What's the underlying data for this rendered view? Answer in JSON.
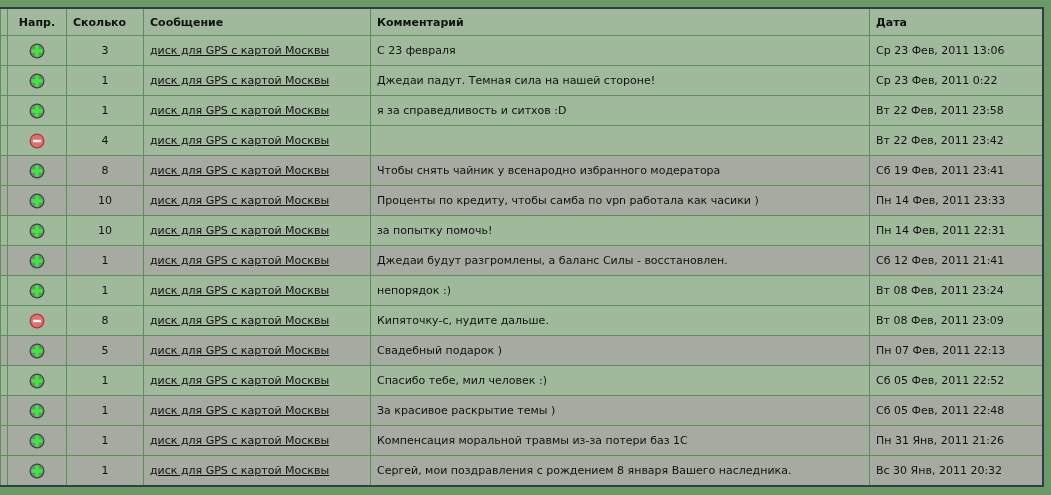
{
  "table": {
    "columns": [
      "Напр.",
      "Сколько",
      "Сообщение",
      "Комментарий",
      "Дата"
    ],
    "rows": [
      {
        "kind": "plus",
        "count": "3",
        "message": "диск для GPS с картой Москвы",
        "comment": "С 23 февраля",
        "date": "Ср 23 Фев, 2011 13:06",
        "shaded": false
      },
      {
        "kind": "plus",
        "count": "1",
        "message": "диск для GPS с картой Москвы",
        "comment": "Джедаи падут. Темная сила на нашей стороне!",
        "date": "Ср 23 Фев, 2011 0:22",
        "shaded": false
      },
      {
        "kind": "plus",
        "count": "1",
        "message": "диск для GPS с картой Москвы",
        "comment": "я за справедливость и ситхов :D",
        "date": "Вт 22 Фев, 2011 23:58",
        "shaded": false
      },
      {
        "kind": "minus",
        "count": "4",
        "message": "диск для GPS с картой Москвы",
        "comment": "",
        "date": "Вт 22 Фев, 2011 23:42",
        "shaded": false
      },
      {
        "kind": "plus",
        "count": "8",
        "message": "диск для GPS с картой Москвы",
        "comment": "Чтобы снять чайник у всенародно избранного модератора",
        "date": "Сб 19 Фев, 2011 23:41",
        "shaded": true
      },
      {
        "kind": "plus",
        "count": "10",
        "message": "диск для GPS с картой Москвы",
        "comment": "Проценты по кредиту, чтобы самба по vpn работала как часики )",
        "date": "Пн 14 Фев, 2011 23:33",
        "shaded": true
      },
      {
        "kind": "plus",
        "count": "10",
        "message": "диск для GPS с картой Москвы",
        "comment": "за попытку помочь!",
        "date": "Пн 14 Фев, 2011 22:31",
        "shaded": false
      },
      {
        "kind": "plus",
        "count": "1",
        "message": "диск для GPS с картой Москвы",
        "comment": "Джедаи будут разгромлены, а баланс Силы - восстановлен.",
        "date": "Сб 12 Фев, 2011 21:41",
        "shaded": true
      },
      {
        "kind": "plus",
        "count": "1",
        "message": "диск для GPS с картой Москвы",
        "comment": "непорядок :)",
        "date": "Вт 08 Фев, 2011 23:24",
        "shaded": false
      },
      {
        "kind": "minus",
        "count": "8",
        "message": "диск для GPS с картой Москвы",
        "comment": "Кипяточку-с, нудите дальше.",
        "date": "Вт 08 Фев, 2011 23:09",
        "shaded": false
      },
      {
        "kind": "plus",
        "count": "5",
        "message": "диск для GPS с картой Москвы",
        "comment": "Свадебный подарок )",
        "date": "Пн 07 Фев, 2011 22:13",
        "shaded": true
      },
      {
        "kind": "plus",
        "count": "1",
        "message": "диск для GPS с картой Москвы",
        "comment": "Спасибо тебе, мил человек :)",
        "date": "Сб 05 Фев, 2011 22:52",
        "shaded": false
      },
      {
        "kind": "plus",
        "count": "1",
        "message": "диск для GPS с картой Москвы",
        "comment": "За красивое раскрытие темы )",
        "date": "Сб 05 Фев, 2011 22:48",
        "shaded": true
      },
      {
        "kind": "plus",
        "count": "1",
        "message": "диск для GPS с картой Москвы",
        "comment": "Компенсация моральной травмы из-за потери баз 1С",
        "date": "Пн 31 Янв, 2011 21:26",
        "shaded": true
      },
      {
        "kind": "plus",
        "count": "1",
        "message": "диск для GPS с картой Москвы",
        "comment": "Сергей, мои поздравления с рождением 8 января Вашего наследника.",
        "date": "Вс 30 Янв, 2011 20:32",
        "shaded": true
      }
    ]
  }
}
* * * *
__Given task__
Write out every line from the entries where "Джедаи" appears.

__The response__
        "comment": "Джедаи падут. Темная сила на нашей стороне!",
        "comment": "Джедаи будут разгромлены, а баланс Силы - восстановлен.",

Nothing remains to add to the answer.